> SHORT PROBLEM
The entries below are to be transcribed in full, without their images.
-- DATA EXCERPTS start --
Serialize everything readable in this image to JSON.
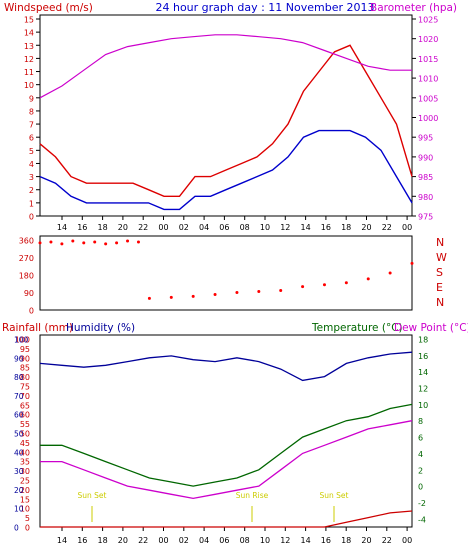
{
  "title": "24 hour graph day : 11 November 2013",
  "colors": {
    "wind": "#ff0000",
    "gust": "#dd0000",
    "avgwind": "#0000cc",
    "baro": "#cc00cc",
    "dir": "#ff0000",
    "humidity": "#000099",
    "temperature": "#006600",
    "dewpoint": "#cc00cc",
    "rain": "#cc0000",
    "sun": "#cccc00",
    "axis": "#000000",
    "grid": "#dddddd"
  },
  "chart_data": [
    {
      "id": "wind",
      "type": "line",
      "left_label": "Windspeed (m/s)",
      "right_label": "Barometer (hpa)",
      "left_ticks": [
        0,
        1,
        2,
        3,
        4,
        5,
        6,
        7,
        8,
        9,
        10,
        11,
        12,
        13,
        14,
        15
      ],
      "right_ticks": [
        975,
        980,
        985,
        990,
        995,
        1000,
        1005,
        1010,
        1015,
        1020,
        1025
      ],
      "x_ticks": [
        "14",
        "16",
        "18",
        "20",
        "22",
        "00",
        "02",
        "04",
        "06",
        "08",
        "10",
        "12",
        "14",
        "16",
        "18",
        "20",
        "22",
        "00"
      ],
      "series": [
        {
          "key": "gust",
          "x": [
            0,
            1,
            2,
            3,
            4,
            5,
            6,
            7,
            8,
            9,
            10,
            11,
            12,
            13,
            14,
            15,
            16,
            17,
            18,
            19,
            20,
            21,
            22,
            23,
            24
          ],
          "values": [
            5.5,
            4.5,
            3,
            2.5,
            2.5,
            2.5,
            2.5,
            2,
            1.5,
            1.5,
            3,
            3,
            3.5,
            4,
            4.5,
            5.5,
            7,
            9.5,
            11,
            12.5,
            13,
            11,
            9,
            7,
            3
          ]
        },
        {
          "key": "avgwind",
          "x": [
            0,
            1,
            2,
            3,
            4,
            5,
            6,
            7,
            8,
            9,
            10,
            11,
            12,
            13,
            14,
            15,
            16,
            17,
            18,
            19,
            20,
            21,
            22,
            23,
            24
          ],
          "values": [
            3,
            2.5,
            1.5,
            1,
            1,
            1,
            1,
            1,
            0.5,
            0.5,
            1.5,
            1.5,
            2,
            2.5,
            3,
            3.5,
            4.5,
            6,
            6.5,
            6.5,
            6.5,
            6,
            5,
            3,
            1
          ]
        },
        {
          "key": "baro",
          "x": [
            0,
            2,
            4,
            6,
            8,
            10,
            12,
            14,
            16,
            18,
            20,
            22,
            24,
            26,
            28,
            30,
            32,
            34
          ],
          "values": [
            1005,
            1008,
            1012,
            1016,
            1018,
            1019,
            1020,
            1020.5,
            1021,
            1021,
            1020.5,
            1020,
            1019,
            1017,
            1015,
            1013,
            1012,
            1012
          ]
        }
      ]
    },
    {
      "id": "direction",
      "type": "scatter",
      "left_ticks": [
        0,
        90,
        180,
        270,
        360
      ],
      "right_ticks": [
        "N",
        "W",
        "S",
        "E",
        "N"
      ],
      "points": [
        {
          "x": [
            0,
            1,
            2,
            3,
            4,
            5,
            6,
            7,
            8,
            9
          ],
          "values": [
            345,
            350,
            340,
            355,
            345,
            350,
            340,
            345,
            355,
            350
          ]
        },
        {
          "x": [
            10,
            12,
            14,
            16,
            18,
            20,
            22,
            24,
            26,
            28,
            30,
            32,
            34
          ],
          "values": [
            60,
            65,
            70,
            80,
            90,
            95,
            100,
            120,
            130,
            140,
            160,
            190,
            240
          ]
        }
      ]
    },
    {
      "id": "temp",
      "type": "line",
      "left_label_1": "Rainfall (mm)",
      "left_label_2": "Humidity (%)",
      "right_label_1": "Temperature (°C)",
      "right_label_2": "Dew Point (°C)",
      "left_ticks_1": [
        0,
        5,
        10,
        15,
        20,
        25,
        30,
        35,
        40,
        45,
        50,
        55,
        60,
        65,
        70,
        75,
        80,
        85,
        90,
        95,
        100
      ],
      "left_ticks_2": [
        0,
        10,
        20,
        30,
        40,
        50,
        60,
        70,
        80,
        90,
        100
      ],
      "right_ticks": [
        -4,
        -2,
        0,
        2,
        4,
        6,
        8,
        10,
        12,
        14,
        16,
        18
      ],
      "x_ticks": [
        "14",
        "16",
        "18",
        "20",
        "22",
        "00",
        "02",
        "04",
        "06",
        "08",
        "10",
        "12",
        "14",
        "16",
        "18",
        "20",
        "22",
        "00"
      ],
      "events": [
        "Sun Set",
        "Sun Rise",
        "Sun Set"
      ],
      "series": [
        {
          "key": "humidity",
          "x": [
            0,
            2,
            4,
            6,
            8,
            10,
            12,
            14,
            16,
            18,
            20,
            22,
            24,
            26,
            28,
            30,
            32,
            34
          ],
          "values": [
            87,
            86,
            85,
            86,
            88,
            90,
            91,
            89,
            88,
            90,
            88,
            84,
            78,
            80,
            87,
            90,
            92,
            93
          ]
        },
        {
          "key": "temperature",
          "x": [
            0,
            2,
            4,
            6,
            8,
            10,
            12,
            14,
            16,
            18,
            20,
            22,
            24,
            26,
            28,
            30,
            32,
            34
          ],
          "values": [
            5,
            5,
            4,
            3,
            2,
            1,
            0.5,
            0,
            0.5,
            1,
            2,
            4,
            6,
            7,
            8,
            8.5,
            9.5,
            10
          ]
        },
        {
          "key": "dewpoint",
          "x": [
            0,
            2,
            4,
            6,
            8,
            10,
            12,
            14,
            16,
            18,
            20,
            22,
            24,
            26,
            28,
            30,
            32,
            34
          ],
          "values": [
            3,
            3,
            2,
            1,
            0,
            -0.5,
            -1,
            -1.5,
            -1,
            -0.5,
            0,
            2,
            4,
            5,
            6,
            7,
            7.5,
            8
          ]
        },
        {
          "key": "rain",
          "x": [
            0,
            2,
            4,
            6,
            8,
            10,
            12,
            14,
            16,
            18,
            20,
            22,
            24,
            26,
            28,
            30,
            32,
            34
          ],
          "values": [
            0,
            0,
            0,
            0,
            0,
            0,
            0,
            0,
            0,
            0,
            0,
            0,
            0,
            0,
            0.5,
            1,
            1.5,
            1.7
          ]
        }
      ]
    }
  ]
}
-- DATA EXCERPTS end --
> EXERCISE ANSWER
Serialize everything readable in this image to JSON.
{
  "title": "24 hour graph day : 11 November 2013",
  "colors": {
    "wind": "#ff0000",
    "gust": "#dd0000",
    "avgwind": "#0000cc",
    "baro": "#cc00cc",
    "dir": "#ff0000",
    "humidity": "#000099",
    "temperature": "#006600",
    "dewpoint": "#cc00cc",
    "rain": "#cc0000",
    "sun": "#cccc00",
    "axis": "#000000",
    "grid": "#dddddd"
  },
  "chart_data": [
    {
      "id": "wind",
      "type": "line",
      "left_label": "Windspeed (m/s)",
      "right_label": "Barometer (hpa)",
      "left_ticks": [
        0,
        1,
        2,
        3,
        4,
        5,
        6,
        7,
        8,
        9,
        10,
        11,
        12,
        13,
        14,
        15
      ],
      "right_ticks": [
        975,
        980,
        985,
        990,
        995,
        1000,
        1005,
        1010,
        1015,
        1020,
        1025
      ],
      "x_ticks": [
        "14",
        "16",
        "18",
        "20",
        "22",
        "00",
        "02",
        "04",
        "06",
        "08",
        "10",
        "12",
        "14",
        "16",
        "18",
        "20",
        "22",
        "00"
      ],
      "series": [
        {
          "key": "gust",
          "x": [
            0,
            1,
            2,
            3,
            4,
            5,
            6,
            7,
            8,
            9,
            10,
            11,
            12,
            13,
            14,
            15,
            16,
            17,
            18,
            19,
            20,
            21,
            22,
            23,
            24
          ],
          "values": [
            5.5,
            4.5,
            3,
            2.5,
            2.5,
            2.5,
            2.5,
            2,
            1.5,
            1.5,
            3,
            3,
            3.5,
            4,
            4.5,
            5.5,
            7,
            9.5,
            11,
            12.5,
            13,
            11,
            9,
            7,
            3
          ]
        },
        {
          "key": "avgwind",
          "x": [
            0,
            1,
            2,
            3,
            4,
            5,
            6,
            7,
            8,
            9,
            10,
            11,
            12,
            13,
            14,
            15,
            16,
            17,
            18,
            19,
            20,
            21,
            22,
            23,
            24
          ],
          "values": [
            3,
            2.5,
            1.5,
            1,
            1,
            1,
            1,
            1,
            0.5,
            0.5,
            1.5,
            1.5,
            2,
            2.5,
            3,
            3.5,
            4.5,
            6,
            6.5,
            6.5,
            6.5,
            6,
            5,
            3,
            1
          ]
        },
        {
          "key": "baro",
          "x": [
            0,
            2,
            4,
            6,
            8,
            10,
            12,
            14,
            16,
            18,
            20,
            22,
            24,
            26,
            28,
            30,
            32,
            34
          ],
          "values": [
            1005,
            1008,
            1012,
            1016,
            1018,
            1019,
            1020,
            1020.5,
            1021,
            1021,
            1020.5,
            1020,
            1019,
            1017,
            1015,
            1013,
            1012,
            1012
          ]
        }
      ]
    },
    {
      "id": "direction",
      "type": "scatter",
      "left_ticks": [
        0,
        90,
        180,
        270,
        360
      ],
      "right_ticks": [
        "N",
        "W",
        "S",
        "E",
        "N"
      ],
      "points": [
        {
          "x": [
            0,
            1,
            2,
            3,
            4,
            5,
            6,
            7,
            8,
            9
          ],
          "values": [
            345,
            350,
            340,
            355,
            345,
            350,
            340,
            345,
            355,
            350
          ]
        },
        {
          "x": [
            10,
            12,
            14,
            16,
            18,
            20,
            22,
            24,
            26,
            28,
            30,
            32,
            34
          ],
          "values": [
            60,
            65,
            70,
            80,
            90,
            95,
            100,
            120,
            130,
            140,
            160,
            190,
            240
          ]
        }
      ]
    },
    {
      "id": "temp",
      "type": "line",
      "left_label_1": "Rainfall (mm)",
      "left_label_2": "Humidity (%)",
      "right_label_1": "Temperature (°C)",
      "right_label_2": "Dew Point (°C)",
      "left_ticks_1": [
        0,
        5,
        10,
        15,
        20,
        25,
        30,
        35,
        40,
        45,
        50,
        55,
        60,
        65,
        70,
        75,
        80,
        85,
        90,
        95,
        100
      ],
      "left_ticks_2": [
        0,
        10,
        20,
        30,
        40,
        50,
        60,
        70,
        80,
        90,
        100
      ],
      "right_ticks": [
        -4,
        -2,
        0,
        2,
        4,
        6,
        8,
        10,
        12,
        14,
        16,
        18
      ],
      "x_ticks": [
        "14",
        "16",
        "18",
        "20",
        "22",
        "00",
        "02",
        "04",
        "06",
        "08",
        "10",
        "12",
        "14",
        "16",
        "18",
        "20",
        "22",
        "00"
      ],
      "events": [
        "Sun Set",
        "Sun Rise",
        "Sun Set"
      ],
      "series": [
        {
          "key": "humidity",
          "x": [
            0,
            2,
            4,
            6,
            8,
            10,
            12,
            14,
            16,
            18,
            20,
            22,
            24,
            26,
            28,
            30,
            32,
            34
          ],
          "values": [
            87,
            86,
            85,
            86,
            88,
            90,
            91,
            89,
            88,
            90,
            88,
            84,
            78,
            80,
            87,
            90,
            92,
            93
          ]
        },
        {
          "key": "temperature",
          "x": [
            0,
            2,
            4,
            6,
            8,
            10,
            12,
            14,
            16,
            18,
            20,
            22,
            24,
            26,
            28,
            30,
            32,
            34
          ],
          "values": [
            5,
            5,
            4,
            3,
            2,
            1,
            0.5,
            0,
            0.5,
            1,
            2,
            4,
            6,
            7,
            8,
            8.5,
            9.5,
            10
          ]
        },
        {
          "key": "dewpoint",
          "x": [
            0,
            2,
            4,
            6,
            8,
            10,
            12,
            14,
            16,
            18,
            20,
            22,
            24,
            26,
            28,
            30,
            32,
            34
          ],
          "values": [
            3,
            3,
            2,
            1,
            0,
            -0.5,
            -1,
            -1.5,
            -1,
            -0.5,
            0,
            2,
            4,
            5,
            6,
            7,
            7.5,
            8
          ]
        },
        {
          "key": "rain",
          "x": [
            0,
            2,
            4,
            6,
            8,
            10,
            12,
            14,
            16,
            18,
            20,
            22,
            24,
            26,
            28,
            30,
            32,
            34
          ],
          "values": [
            0,
            0,
            0,
            0,
            0,
            0,
            0,
            0,
            0,
            0,
            0,
            0,
            0,
            0,
            0.5,
            1,
            1.5,
            1.7
          ]
        }
      ]
    }
  ]
}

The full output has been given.